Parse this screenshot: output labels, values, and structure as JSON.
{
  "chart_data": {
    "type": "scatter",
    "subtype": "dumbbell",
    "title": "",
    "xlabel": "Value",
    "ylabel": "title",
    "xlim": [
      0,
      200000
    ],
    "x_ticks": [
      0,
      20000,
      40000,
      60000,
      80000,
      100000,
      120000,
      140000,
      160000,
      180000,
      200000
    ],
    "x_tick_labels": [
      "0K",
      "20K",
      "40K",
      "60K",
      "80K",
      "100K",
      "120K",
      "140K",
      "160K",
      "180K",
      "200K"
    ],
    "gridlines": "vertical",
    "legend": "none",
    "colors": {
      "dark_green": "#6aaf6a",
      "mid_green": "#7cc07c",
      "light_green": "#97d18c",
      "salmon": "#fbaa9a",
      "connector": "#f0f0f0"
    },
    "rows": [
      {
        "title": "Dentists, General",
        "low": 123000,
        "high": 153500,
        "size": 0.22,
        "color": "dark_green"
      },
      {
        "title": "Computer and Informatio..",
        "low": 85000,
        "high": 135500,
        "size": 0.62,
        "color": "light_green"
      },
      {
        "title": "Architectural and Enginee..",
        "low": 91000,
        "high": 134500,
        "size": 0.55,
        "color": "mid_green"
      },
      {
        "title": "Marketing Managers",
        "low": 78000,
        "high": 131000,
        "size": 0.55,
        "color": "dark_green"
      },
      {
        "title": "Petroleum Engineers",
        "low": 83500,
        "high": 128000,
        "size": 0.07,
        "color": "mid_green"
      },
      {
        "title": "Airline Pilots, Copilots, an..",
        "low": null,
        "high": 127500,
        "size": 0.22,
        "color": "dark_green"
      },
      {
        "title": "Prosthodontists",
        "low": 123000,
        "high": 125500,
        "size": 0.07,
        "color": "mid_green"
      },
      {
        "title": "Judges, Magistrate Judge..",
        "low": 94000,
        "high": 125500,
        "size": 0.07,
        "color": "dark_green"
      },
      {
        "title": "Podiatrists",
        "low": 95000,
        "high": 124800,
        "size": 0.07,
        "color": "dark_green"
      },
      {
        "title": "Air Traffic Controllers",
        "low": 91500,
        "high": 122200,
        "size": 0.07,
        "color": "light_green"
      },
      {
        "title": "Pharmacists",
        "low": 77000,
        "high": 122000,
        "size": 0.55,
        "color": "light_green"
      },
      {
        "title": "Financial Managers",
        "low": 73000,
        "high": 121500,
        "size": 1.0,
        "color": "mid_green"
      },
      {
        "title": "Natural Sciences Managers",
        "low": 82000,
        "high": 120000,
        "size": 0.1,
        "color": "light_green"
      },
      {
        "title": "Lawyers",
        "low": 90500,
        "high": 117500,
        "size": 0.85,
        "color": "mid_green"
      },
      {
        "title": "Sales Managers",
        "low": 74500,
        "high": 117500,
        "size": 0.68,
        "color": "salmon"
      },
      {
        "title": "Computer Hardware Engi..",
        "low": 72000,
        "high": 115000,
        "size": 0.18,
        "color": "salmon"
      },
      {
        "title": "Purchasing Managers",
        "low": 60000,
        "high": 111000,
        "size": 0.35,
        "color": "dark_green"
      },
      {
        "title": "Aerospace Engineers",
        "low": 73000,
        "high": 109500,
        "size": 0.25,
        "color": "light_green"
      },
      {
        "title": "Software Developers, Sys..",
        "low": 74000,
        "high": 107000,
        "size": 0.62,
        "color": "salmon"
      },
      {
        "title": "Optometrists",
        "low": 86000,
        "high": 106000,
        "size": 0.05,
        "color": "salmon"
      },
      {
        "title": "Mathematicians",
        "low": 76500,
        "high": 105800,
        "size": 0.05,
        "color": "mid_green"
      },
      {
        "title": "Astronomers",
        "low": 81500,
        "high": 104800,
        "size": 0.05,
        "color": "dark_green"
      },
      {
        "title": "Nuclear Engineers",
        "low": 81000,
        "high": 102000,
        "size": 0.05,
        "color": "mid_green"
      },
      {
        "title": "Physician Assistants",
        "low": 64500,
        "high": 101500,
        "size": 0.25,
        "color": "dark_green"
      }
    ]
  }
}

++++++++++

#### What you will do:
Set out the complete listing exactly as shown.

#### Exercise output:
Parse this screenshot: output labels, values, and structure as JSON.
{
  "chart_data": {
    "type": "scatter",
    "subtype": "dumbbell",
    "title": "",
    "xlabel": "Value",
    "ylabel": "title",
    "xlim": [
      0,
      200000
    ],
    "x_ticks": [
      0,
      20000,
      40000,
      60000,
      80000,
      100000,
      120000,
      140000,
      160000,
      180000,
      200000
    ],
    "x_tick_labels": [
      "0K",
      "20K",
      "40K",
      "60K",
      "80K",
      "100K",
      "120K",
      "140K",
      "160K",
      "180K",
      "200K"
    ],
    "gridlines": "vertical",
    "legend": "none",
    "colors": {
      "dark_green": "#6aaf6a",
      "mid_green": "#7cc07c",
      "light_green": "#97d18c",
      "salmon": "#fbaa9a",
      "connector": "#f0f0f0"
    },
    "rows": [
      {
        "title": "Dentists, General",
        "low": 123000,
        "high": 153500,
        "size": 0.22,
        "color": "dark_green"
      },
      {
        "title": "Computer and Informatio..",
        "low": 85000,
        "high": 135500,
        "size": 0.62,
        "color": "light_green"
      },
      {
        "title": "Architectural and Enginee..",
        "low": 91000,
        "high": 134500,
        "size": 0.55,
        "color": "mid_green"
      },
      {
        "title": "Marketing Managers",
        "low": 78000,
        "high": 131000,
        "size": 0.55,
        "color": "dark_green"
      },
      {
        "title": "Petroleum Engineers",
        "low": 83500,
        "high": 128000,
        "size": 0.07,
        "color": "mid_green"
      },
      {
        "title": "Airline Pilots, Copilots, an..",
        "low": null,
        "high": 127500,
        "size": 0.22,
        "color": "dark_green"
      },
      {
        "title": "Prosthodontists",
        "low": 123000,
        "high": 125500,
        "size": 0.07,
        "color": "mid_green"
      },
      {
        "title": "Judges, Magistrate Judge..",
        "low": 94000,
        "high": 125500,
        "size": 0.07,
        "color": "dark_green"
      },
      {
        "title": "Podiatrists",
        "low": 95000,
        "high": 124800,
        "size": 0.07,
        "color": "dark_green"
      },
      {
        "title": "Air Traffic Controllers",
        "low": 91500,
        "high": 122200,
        "size": 0.07,
        "color": "light_green"
      },
      {
        "title": "Pharmacists",
        "low": 77000,
        "high": 122000,
        "size": 0.55,
        "color": "light_green"
      },
      {
        "title": "Financial Managers",
        "low": 73000,
        "high": 121500,
        "size": 1.0,
        "color": "mid_green"
      },
      {
        "title": "Natural Sciences Managers",
        "low": 82000,
        "high": 120000,
        "size": 0.1,
        "color": "light_green"
      },
      {
        "title": "Lawyers",
        "low": 90500,
        "high": 117500,
        "size": 0.85,
        "color": "mid_green"
      },
      {
        "title": "Sales Managers",
        "low": 74500,
        "high": 117500,
        "size": 0.68,
        "color": "salmon"
      },
      {
        "title": "Computer Hardware Engi..",
        "low": 72000,
        "high": 115000,
        "size": 0.18,
        "color": "salmon"
      },
      {
        "title": "Purchasing Managers",
        "low": 60000,
        "high": 111000,
        "size": 0.35,
        "color": "dark_green"
      },
      {
        "title": "Aerospace Engineers",
        "low": 73000,
        "high": 109500,
        "size": 0.25,
        "color": "light_green"
      },
      {
        "title": "Software Developers, Sys..",
        "low": 74000,
        "high": 107000,
        "size": 0.62,
        "color": "salmon"
      },
      {
        "title": "Optometrists",
        "low": 86000,
        "high": 106000,
        "size": 0.05,
        "color": "salmon"
      },
      {
        "title": "Mathematicians",
        "low": 76500,
        "high": 105800,
        "size": 0.05,
        "color": "mid_green"
      },
      {
        "title": "Astronomers",
        "low": 81500,
        "high": 104800,
        "size": 0.05,
        "color": "dark_green"
      },
      {
        "title": "Nuclear Engineers",
        "low": 81000,
        "high": 102000,
        "size": 0.05,
        "color": "mid_green"
      },
      {
        "title": "Physician Assistants",
        "low": 64500,
        "high": 101500,
        "size": 0.25,
        "color": "dark_green"
      }
    ]
  }
}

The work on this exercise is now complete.